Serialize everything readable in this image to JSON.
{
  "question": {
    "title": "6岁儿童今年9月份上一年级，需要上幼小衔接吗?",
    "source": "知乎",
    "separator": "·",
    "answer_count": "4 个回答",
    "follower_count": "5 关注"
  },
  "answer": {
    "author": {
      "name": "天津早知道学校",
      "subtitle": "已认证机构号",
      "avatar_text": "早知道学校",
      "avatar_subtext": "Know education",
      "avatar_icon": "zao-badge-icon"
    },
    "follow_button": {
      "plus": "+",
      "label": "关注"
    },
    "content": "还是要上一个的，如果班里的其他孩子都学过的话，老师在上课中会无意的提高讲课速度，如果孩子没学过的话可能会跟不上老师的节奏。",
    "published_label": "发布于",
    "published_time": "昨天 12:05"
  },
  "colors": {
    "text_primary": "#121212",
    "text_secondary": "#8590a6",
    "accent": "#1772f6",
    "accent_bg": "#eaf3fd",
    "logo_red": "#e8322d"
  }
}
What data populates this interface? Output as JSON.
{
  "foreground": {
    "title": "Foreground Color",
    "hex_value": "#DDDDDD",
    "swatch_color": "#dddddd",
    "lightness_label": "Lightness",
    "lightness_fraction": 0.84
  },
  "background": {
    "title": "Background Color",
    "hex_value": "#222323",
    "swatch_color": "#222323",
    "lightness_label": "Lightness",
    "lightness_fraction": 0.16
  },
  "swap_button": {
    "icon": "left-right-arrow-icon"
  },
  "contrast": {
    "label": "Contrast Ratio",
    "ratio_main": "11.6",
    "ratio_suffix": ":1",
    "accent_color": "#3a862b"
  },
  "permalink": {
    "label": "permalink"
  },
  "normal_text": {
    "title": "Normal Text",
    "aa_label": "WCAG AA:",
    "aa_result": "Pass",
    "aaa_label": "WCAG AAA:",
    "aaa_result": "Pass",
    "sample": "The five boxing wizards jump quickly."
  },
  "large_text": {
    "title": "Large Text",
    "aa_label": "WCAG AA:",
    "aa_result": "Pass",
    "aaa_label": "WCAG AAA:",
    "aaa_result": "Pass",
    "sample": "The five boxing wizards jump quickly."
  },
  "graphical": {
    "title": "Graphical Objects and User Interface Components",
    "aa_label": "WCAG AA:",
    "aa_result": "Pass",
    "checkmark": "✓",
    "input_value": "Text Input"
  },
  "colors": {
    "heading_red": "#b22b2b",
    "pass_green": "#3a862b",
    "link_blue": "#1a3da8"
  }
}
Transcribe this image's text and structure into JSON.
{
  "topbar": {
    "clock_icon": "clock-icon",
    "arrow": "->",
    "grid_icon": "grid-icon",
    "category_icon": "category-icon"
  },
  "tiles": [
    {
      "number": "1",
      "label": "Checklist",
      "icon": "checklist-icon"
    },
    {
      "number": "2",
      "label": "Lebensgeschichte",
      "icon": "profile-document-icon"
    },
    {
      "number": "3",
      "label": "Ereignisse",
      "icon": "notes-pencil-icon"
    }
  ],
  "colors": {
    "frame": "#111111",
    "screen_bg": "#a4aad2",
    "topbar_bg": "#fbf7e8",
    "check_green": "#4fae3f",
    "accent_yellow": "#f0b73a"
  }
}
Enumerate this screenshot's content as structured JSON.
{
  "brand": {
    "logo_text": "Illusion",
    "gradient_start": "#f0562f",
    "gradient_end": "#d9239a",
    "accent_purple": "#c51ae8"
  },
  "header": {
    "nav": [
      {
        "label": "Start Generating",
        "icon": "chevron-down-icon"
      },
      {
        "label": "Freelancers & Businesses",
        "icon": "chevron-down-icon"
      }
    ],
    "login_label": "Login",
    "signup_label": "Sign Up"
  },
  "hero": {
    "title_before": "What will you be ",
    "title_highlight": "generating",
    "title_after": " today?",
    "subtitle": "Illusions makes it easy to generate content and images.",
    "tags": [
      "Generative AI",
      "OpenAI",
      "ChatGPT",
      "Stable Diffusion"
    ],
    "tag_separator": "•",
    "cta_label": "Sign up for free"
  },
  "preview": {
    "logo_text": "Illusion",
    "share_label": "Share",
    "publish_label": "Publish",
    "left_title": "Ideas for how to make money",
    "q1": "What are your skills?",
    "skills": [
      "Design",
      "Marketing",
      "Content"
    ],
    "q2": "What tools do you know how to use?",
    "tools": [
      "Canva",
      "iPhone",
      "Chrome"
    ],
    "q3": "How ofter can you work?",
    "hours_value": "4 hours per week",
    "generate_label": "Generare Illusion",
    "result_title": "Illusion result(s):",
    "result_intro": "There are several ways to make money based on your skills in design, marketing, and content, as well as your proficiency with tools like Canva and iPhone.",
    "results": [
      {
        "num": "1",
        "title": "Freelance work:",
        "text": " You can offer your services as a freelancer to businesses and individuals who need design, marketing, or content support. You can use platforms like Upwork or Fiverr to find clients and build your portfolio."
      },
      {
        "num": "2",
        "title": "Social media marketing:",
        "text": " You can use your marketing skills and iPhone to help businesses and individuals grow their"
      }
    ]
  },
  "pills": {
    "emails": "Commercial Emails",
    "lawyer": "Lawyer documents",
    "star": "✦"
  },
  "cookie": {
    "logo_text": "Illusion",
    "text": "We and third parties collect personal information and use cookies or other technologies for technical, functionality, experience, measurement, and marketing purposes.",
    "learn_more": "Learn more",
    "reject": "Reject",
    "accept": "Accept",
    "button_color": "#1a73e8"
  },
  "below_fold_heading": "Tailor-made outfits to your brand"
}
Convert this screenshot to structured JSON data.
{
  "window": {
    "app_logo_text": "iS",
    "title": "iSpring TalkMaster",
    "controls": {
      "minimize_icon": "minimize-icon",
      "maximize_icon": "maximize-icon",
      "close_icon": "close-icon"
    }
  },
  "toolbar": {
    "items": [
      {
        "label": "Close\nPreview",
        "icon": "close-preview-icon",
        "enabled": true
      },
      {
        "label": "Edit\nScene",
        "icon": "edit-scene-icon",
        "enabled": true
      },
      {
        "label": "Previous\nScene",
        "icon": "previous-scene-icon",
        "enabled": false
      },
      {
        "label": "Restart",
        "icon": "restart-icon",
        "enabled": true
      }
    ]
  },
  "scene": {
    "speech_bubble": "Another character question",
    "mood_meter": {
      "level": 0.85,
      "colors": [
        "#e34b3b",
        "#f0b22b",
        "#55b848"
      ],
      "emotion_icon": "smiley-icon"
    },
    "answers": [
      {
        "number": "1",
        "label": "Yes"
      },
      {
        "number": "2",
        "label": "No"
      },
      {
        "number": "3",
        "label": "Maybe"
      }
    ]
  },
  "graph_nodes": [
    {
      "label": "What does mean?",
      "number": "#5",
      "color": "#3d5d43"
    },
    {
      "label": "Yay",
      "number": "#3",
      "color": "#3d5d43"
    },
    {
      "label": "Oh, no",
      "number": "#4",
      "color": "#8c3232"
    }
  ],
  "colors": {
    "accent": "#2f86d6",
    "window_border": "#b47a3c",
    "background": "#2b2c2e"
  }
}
□ □ □ □ □
→ **Given problem**: Pull out the lines above in which the word "What" appears.

→ **Completed task**:
What data populates this interface? Output as JSON.
    "title_before": "What will you be ",
    "q1": "What are your skills?",
    "q2": "What tools do you know how to use?",
      "label": "What does mean?",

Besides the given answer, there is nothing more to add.